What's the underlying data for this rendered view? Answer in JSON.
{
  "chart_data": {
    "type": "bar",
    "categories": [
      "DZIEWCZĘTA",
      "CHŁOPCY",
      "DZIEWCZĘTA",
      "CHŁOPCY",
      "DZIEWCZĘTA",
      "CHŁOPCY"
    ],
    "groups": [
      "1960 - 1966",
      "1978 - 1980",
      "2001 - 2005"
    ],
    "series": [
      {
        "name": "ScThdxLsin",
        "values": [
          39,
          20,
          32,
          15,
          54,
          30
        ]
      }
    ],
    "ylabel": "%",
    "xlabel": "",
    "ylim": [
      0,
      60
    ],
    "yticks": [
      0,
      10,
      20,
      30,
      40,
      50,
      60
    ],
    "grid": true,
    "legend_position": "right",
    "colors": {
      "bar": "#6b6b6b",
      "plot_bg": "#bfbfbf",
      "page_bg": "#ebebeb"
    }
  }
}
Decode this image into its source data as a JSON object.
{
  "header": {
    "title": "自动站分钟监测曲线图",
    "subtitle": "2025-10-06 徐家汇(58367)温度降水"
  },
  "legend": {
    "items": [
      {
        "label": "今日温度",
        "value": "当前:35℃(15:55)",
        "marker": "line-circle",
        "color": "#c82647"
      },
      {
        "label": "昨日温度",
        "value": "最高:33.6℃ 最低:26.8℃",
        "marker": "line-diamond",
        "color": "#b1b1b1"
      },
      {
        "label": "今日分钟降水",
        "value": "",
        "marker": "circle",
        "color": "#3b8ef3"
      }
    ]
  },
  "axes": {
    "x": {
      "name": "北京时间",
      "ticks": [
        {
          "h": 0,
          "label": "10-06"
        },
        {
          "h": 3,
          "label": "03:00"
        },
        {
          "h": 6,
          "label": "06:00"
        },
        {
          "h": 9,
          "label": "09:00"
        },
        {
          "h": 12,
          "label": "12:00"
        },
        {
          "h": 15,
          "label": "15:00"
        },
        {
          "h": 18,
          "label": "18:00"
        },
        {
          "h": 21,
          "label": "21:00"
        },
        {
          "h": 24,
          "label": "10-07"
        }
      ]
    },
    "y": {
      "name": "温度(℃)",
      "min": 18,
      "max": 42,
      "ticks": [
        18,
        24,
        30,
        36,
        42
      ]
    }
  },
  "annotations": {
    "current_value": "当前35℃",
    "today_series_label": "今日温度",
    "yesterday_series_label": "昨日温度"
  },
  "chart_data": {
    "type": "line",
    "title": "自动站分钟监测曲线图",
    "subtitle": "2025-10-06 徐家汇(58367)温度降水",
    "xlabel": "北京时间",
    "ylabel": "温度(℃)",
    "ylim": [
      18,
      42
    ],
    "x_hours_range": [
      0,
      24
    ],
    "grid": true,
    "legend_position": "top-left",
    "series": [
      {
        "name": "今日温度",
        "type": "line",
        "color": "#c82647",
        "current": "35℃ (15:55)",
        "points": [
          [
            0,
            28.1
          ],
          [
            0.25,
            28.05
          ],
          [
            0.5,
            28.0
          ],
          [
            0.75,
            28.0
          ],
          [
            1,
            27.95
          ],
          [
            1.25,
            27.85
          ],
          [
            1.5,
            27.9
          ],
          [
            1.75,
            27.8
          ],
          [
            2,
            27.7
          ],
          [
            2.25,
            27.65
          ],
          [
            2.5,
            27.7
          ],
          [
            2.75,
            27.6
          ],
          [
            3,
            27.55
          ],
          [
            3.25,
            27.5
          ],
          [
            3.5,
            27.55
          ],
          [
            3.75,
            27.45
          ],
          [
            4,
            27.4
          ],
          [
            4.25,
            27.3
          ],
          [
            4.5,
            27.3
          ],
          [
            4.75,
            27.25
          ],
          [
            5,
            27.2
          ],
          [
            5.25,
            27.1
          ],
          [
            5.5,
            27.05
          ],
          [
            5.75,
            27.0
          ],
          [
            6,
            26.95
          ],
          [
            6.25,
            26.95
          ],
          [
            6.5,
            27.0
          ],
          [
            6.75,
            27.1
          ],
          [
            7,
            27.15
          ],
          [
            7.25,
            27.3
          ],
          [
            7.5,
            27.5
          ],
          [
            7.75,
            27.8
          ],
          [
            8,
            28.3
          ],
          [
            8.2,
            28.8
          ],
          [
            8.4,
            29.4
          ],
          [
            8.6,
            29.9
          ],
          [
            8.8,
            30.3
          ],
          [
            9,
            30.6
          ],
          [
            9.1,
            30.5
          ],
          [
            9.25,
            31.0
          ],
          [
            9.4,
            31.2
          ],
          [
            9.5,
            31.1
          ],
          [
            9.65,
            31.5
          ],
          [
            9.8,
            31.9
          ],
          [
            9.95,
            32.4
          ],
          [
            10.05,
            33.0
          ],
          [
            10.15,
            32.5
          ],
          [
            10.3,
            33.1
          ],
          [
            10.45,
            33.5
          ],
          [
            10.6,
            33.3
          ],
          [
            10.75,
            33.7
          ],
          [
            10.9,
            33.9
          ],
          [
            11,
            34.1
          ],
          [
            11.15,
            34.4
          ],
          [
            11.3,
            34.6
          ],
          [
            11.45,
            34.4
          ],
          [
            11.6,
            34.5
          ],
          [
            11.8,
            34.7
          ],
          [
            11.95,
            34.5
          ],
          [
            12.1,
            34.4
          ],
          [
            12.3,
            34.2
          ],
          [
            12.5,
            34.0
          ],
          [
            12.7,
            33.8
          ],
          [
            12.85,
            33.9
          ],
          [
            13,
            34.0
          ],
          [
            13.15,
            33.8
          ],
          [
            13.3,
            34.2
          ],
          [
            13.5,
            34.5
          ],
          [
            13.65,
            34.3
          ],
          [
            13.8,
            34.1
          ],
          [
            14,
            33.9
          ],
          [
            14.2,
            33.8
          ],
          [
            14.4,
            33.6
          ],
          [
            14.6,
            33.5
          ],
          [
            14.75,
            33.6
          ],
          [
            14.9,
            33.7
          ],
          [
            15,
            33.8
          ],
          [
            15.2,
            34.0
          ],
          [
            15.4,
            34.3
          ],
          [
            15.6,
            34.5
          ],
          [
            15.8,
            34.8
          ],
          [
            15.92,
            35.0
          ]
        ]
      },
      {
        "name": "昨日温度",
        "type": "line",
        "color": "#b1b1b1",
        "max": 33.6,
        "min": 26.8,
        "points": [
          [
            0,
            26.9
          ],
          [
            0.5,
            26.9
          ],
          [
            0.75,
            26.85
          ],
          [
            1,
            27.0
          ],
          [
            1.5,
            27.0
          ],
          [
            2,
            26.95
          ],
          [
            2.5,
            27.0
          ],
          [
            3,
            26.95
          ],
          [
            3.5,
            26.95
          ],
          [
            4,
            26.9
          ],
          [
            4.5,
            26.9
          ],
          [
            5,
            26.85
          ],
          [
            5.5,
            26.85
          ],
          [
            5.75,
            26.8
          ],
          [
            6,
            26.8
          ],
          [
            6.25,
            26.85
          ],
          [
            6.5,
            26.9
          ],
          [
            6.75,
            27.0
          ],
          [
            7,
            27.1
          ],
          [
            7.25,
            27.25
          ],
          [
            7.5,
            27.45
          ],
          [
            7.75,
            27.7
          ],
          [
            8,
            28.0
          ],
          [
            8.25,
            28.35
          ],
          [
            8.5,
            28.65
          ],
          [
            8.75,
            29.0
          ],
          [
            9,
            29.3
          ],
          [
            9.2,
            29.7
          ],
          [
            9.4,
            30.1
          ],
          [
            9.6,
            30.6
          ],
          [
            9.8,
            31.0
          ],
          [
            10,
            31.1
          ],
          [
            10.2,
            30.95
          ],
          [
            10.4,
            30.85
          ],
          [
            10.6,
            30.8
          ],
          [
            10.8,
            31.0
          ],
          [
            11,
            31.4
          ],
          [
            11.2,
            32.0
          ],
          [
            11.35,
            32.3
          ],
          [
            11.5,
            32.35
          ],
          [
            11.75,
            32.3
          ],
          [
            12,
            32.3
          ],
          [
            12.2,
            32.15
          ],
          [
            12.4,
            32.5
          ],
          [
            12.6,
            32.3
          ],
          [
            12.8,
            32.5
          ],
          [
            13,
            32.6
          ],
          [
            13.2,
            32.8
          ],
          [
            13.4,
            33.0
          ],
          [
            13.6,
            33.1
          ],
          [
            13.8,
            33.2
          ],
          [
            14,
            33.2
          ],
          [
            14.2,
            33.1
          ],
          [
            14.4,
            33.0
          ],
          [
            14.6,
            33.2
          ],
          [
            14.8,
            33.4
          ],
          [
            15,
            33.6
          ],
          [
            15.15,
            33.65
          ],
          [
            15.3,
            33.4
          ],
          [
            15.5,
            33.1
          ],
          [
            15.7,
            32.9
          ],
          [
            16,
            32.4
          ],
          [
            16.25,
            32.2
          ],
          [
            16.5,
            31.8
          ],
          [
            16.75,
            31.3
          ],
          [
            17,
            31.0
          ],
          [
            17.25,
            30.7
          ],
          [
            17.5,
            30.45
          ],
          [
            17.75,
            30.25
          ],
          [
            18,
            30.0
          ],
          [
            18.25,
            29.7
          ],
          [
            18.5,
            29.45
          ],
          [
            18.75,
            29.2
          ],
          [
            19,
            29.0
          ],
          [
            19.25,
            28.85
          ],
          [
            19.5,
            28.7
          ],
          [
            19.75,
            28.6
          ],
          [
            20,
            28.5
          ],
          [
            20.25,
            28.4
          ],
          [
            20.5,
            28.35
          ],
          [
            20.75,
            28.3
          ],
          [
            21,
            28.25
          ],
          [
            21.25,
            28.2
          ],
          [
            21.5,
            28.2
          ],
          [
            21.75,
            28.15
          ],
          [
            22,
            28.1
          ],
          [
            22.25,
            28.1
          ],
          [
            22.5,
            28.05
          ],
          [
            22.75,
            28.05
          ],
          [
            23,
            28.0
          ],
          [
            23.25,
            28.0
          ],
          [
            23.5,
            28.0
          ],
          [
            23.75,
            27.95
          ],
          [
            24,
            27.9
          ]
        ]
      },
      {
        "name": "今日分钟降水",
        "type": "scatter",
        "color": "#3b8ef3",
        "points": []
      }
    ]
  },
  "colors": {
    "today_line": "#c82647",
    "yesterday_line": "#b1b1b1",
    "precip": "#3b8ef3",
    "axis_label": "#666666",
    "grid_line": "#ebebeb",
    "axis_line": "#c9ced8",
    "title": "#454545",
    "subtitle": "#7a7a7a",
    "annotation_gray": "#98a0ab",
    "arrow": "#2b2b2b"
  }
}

## Problem
Pick out lines containing the word "温度降水", each one as written.

## Answer to this task
    "subtitle": "2025-10-06 徐家汇(58367)温度降水"
    "subtitle": "2025-10-06 徐家汇(58367)温度降水",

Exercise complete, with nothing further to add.